| WHAT YOU WILL DO |
Write out each line from the data below that includes the word "Speed".

[Data records]
•••
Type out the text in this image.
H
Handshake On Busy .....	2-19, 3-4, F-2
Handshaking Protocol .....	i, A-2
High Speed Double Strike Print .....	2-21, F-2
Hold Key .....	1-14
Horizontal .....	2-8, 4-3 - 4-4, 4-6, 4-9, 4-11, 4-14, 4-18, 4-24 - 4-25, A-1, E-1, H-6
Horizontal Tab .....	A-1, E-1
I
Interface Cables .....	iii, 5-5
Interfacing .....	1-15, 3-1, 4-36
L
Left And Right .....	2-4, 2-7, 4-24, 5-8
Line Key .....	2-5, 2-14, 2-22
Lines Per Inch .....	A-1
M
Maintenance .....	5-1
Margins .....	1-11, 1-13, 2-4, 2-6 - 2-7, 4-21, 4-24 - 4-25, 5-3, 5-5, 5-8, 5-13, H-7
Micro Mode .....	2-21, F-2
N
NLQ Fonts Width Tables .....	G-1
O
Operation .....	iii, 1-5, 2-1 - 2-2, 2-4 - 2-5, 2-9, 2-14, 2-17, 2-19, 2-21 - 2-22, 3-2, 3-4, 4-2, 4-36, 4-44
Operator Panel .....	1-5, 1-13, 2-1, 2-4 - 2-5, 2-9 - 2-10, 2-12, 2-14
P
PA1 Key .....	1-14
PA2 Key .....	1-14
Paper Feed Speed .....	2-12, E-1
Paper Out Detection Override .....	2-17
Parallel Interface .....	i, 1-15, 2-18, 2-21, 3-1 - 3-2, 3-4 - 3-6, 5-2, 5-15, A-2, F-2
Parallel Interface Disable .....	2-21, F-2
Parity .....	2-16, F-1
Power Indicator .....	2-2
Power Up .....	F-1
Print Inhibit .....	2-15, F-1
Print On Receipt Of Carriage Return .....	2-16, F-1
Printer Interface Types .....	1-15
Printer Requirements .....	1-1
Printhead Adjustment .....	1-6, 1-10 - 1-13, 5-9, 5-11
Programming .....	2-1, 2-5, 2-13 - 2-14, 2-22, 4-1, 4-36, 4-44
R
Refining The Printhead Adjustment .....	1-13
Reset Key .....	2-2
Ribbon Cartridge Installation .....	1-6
•••
| CORRECT OUTPUT |
High Speed Double Strike Print .....	2-21, F-2
Paper Feed Speed .....	2-12, E-1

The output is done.